Fragment -
★ ★ ★ ★
Vier boeken die de bouwcultuur bevragen

In een tijd waarin digitale media dominant zijn, blijft het boek een onverminderd krachtig medium. Boeken zijn in staat om een cultuur te (her)vormen, schrijft Marieke Berkers, en dat geldt zeker ook voor de bouwcultuur. In dit artikel belicht zij een aantal kritische stemmen in het architectuurdebat, die het vakgebied via het gedrukte woord een spiegel voorhouden.

De Regeling Architectuur is voor projecten die bijdragen aan de kwaliteit, ontwikkeling of verdieping van het vakgebied architectuur in brede zin. In de afgelopen jaren ondersteunde het Stimuleringsfonds Creatieve Industrie onder meer publicaties die stof tot nadenken geven voor het architectuurdebat. Door de lezer mee te nemen in vergeten geschiedenissen of mogelijke toekomsten, trachten de makers van deze boeken gangbare denksystemen te doorbreken. Wat gebeurt er bijvoorbeeld als je de geschiedenis van de moderne architectuur niet beziet vanuit de lens van de industriële revolutie, maar vanuit het perspectief van planetaire opwarming?
★ ★ ★ ★
Gegeven opdracht 1 -
Schrijf de rijen van de brongegevens ongewijzigd over, vanaf de eerste rij tot en met de regel waarin "133, 426, 330]" staat.
De tekst en de rijen staan los van elkaar.

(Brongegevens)
★ ★ ★ ★
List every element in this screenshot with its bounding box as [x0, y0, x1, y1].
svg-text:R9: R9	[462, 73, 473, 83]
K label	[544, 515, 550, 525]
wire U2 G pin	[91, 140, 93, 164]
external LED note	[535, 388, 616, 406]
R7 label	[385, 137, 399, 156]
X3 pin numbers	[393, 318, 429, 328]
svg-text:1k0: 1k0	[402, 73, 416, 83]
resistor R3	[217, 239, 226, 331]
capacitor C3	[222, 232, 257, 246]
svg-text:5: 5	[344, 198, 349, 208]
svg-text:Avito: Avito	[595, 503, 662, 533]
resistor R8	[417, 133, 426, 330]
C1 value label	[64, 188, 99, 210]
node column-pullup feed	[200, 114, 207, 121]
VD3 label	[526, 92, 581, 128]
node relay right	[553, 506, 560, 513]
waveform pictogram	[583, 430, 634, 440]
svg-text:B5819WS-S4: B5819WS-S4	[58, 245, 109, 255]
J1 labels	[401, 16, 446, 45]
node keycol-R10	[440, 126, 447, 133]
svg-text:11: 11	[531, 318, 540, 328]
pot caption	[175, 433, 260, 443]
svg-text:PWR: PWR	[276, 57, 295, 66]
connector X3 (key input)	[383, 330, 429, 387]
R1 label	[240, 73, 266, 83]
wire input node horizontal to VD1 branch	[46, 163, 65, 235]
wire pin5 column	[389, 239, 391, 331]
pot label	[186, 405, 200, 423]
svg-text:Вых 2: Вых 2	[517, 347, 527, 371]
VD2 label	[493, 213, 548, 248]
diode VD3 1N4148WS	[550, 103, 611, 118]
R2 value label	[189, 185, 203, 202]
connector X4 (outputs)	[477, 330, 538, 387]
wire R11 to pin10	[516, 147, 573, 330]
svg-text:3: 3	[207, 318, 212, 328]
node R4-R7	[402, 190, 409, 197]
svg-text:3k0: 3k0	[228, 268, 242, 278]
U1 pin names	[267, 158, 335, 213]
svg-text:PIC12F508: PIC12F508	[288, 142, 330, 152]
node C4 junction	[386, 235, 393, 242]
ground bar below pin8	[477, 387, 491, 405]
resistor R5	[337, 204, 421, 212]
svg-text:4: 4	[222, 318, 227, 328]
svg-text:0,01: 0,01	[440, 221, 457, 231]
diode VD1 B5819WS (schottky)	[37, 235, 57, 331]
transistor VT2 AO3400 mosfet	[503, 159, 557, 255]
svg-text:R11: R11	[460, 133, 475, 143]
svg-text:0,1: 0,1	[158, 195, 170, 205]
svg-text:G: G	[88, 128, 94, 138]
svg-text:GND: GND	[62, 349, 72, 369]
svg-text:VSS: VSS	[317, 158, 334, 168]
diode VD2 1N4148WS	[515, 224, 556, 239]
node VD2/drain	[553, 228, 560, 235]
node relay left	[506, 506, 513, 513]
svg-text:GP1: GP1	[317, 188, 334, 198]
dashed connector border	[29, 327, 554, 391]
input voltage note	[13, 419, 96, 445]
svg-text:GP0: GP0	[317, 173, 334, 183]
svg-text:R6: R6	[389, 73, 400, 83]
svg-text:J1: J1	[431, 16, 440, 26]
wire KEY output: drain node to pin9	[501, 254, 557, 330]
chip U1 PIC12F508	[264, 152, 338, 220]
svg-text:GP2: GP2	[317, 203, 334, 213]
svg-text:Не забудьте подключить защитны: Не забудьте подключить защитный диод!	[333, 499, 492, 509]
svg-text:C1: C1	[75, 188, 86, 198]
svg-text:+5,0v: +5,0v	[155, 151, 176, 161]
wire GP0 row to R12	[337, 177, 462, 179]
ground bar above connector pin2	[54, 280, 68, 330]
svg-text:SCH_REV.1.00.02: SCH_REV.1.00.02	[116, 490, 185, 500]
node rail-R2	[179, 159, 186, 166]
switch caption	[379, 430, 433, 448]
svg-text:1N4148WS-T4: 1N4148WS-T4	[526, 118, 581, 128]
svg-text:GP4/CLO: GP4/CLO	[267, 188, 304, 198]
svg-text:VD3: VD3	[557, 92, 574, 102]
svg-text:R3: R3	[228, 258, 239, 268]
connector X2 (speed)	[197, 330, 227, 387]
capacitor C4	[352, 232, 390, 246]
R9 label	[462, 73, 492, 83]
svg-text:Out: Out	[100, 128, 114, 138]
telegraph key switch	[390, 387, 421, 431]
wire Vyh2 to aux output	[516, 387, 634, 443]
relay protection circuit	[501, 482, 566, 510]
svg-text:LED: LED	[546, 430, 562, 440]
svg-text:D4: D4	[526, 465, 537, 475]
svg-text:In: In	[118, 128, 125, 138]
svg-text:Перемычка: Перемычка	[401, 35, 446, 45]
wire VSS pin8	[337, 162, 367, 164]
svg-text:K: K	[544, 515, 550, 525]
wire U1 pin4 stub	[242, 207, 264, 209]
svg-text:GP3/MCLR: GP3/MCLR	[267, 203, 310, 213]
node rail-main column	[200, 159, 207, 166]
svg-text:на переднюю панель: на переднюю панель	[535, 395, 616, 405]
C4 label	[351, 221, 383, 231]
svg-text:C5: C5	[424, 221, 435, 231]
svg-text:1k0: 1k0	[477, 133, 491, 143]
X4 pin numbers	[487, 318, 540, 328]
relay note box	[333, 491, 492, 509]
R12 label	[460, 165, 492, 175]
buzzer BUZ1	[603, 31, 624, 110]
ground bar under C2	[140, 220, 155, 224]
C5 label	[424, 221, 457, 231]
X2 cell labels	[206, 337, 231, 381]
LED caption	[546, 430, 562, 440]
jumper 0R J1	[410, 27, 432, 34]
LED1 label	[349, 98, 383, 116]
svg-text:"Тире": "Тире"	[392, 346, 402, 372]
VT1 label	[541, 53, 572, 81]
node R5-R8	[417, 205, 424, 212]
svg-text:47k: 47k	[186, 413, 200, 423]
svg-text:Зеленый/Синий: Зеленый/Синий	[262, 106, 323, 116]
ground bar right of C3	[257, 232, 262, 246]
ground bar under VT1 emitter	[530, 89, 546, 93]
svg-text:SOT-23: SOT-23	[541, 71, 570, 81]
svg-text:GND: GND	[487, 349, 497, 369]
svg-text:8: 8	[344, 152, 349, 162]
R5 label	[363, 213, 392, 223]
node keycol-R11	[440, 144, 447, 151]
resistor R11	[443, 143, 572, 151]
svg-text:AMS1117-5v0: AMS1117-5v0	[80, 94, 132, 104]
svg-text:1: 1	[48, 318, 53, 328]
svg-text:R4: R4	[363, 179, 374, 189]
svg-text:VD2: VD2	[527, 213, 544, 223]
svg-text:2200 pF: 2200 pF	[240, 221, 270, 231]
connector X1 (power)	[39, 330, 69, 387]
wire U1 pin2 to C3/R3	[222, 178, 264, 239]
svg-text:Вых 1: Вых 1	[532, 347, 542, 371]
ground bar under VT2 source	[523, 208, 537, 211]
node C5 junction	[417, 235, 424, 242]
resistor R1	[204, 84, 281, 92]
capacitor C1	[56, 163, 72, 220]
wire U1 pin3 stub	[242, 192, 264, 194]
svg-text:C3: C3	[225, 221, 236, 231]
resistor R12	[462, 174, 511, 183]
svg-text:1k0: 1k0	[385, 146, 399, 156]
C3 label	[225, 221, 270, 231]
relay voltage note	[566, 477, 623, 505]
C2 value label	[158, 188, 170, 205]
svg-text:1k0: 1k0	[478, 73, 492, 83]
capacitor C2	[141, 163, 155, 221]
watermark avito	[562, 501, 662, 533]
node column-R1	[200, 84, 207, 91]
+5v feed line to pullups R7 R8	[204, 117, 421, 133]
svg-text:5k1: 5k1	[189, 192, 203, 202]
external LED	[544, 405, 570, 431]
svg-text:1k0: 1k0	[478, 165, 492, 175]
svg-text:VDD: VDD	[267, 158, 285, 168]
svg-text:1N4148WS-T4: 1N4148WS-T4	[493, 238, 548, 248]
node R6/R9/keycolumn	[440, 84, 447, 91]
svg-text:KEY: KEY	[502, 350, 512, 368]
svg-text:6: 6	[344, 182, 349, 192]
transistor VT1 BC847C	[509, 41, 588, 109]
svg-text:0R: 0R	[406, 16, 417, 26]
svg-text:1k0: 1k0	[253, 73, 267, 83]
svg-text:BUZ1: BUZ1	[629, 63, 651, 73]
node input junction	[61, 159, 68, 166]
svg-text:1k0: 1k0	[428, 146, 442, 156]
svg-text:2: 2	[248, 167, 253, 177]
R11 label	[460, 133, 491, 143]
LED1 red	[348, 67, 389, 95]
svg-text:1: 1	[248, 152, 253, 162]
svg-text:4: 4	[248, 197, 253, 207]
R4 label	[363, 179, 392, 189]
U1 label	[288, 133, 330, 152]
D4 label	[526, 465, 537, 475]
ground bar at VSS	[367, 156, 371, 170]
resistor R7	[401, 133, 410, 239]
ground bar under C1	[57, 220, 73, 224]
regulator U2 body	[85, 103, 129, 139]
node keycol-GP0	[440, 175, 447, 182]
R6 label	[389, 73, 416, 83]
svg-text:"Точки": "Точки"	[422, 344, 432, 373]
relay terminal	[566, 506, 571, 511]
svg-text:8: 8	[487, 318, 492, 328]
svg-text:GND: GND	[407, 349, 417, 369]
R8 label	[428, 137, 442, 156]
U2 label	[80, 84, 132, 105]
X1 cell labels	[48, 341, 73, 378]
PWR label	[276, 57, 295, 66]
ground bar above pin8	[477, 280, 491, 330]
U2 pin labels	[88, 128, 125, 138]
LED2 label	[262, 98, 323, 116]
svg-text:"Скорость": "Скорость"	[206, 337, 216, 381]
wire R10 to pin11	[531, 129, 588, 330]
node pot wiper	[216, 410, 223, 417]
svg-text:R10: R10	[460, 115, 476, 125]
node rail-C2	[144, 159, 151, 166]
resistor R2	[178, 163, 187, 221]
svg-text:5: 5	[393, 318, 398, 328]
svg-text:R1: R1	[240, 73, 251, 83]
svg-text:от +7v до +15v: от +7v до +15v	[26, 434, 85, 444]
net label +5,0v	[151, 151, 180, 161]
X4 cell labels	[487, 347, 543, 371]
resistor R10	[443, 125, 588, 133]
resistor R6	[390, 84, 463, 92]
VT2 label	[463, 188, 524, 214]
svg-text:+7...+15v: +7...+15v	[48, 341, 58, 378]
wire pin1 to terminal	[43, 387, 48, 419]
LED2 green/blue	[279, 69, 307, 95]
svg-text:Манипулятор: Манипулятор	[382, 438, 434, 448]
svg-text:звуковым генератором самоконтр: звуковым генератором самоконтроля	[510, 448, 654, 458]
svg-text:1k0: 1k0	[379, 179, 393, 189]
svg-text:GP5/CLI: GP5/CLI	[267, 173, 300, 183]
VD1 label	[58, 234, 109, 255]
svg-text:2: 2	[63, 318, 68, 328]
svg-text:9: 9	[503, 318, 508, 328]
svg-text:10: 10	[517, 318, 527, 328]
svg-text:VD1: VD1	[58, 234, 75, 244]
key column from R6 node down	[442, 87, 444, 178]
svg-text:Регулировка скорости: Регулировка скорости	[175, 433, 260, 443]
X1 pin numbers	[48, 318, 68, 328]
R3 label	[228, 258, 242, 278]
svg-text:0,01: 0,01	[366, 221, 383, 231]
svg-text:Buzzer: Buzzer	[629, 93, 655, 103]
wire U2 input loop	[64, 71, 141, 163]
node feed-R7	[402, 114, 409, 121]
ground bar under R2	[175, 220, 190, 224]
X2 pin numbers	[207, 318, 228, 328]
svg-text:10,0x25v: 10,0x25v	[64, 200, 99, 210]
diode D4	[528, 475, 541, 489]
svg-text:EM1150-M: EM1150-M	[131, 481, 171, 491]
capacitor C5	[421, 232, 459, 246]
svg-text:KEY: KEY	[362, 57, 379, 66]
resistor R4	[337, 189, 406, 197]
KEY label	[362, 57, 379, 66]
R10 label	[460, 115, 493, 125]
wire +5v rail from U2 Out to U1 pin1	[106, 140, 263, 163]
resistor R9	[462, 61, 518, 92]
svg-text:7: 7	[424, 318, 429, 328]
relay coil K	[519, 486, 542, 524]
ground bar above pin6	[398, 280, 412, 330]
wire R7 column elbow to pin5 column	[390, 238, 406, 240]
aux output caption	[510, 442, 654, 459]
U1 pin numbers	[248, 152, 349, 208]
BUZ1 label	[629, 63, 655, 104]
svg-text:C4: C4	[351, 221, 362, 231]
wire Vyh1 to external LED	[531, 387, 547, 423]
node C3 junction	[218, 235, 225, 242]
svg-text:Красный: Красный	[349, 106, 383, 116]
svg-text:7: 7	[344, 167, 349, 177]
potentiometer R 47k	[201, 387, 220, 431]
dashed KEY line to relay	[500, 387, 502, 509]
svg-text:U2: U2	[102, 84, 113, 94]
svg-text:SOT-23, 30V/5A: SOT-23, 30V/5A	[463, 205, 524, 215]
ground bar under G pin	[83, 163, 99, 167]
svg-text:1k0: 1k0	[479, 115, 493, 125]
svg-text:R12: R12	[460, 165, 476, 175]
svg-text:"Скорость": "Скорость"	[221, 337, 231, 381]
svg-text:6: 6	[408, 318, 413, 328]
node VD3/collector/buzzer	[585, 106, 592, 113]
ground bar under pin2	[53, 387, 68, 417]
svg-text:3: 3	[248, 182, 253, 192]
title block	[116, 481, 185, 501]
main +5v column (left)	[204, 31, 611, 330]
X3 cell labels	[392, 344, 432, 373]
★ ★ ★ ★
Gegeven opdracht 2 -
Welk fonds heeft volgens de tekst over bouwcultuur de afgelopen jaren publicaties ondersteund?

Uitwerking 1 -
List every element in this screenshot with its bounding box as [x0, y0, x1, y1].
svg-text:R9: R9	[462, 73, 473, 83]
K label	[544, 515, 550, 525]
wire U2 G pin	[91, 140, 93, 164]
external LED note	[535, 388, 616, 406]
R7 label	[385, 137, 399, 156]
X3 pin numbers	[393, 318, 429, 328]
svg-text:1k0: 1k0	[402, 73, 416, 83]
resistor R3	[217, 239, 226, 331]
capacitor C3	[222, 232, 257, 246]
svg-text:5: 5	[344, 198, 349, 208]
svg-text:Avito: Avito	[595, 503, 662, 533]
resistor R8	[417, 133, 426, 330]

Uitwerking 2 -
Het Stimuleringsfonds Creatieve Industrie.